:: Required task ::
Look through the records below, and copy out every line that holds the string "title".

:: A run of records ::

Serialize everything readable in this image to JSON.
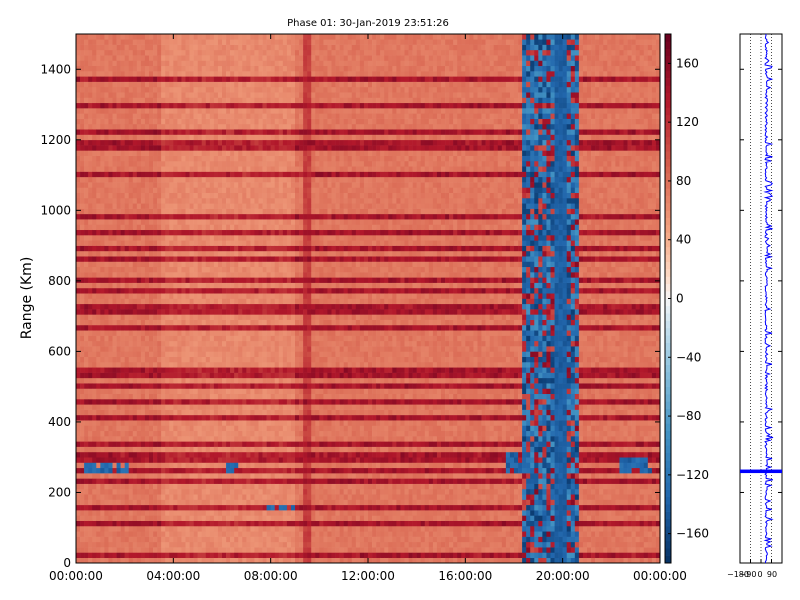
{
  "chart_data": [
    {
      "type": "heatmap",
      "title": "Phase 01: 30-Jan-2019 23:51:26",
      "xlabel": "",
      "ylabel": "Range (Km)",
      "xlim_hours": [
        0,
        24
      ],
      "ylim": [
        0,
        1500
      ],
      "x_ticks": [
        {
          "hour": 0,
          "label": "00:00:00"
        },
        {
          "hour": 4,
          "label": "04:00:00"
        },
        {
          "hour": 8,
          "label": "08:00:00"
        },
        {
          "hour": 12,
          "label": "12:00:00"
        },
        {
          "hour": 16,
          "label": "16:00:00"
        },
        {
          "hour": 20,
          "label": "20:00:00"
        },
        {
          "hour": 24,
          "label": "00:00:00"
        }
      ],
      "y_ticks": [
        {
          "value": 0,
          "label": "0"
        },
        {
          "value": 200,
          "label": "200"
        },
        {
          "value": 400,
          "label": "400"
        },
        {
          "value": 600,
          "label": "600"
        },
        {
          "value": 800,
          "label": "800"
        },
        {
          "value": 1000,
          "label": "1000"
        },
        {
          "value": 1200,
          "label": "1200"
        },
        {
          "value": 1400,
          "label": "1400"
        }
      ],
      "colorbar": {
        "colormap": "RdBu_r",
        "range": [
          -180,
          180
        ],
        "ticks": [
          {
            "value": 160,
            "label": "160"
          },
          {
            "value": 120,
            "label": "120"
          },
          {
            "value": 80,
            "label": "80"
          },
          {
            "value": 40,
            "label": "40"
          },
          {
            "value": 0,
            "label": "0"
          },
          {
            "value": -40,
            "label": "−40"
          },
          {
            "value": -80,
            "label": "−80"
          },
          {
            "value": -120,
            "label": "−120"
          },
          {
            "value": -160,
            "label": "−160"
          }
        ]
      },
      "background_level": 75,
      "dark_vertical_bands_hours": [
        {
          "start": 9.3,
          "end": 9.7,
          "value": 110
        }
      ],
      "noisy_blue_bands_hours": [
        {
          "start": 18.4,
          "end": 20.6,
          "value": -140
        }
      ],
      "strong_range_rows_km": [
        1370,
        1300,
        1225,
        1185,
        1100,
        985,
        940,
        895,
        860,
        800,
        770,
        720,
        670,
        540,
        505,
        455,
        410,
        335,
        300,
        265,
        235,
        160,
        110,
        25
      ],
      "negative_patches": [
        {
          "hour_start": 0.4,
          "hour_end": 2.2,
          "range_min": 250,
          "range_max": 290
        },
        {
          "hour_start": 6.0,
          "hour_end": 6.6,
          "range_min": 260,
          "range_max": 280
        },
        {
          "hour_start": 7.7,
          "hour_end": 9.0,
          "range_min": 155,
          "range_max": 170
        },
        {
          "hour_start": 17.6,
          "hour_end": 18.6,
          "range_min": 260,
          "range_max": 310
        },
        {
          "hour_start": 22.4,
          "hour_end": 23.9,
          "range_min": 255,
          "range_max": 300
        }
      ]
    },
    {
      "type": "line",
      "title": "",
      "x_tick_labels": [
        "−180",
        "−90",
        "0",
        "90"
      ],
      "xlim": [
        -180,
        180
      ],
      "ylim": [
        0,
        1500
      ],
      "series": [
        {
          "color": "#0000ff",
          "baseline": 45,
          "note_values": "spiky profile near 45-90 across range"
        }
      ],
      "highlight_band": {
        "range_min": 255,
        "range_max": 265,
        "color": "#0000ff"
      }
    }
  ]
}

:: Solution for this exercise ::
      "title": "Phase 01: 30-Jan-2019 23:51:26",
      "title": "",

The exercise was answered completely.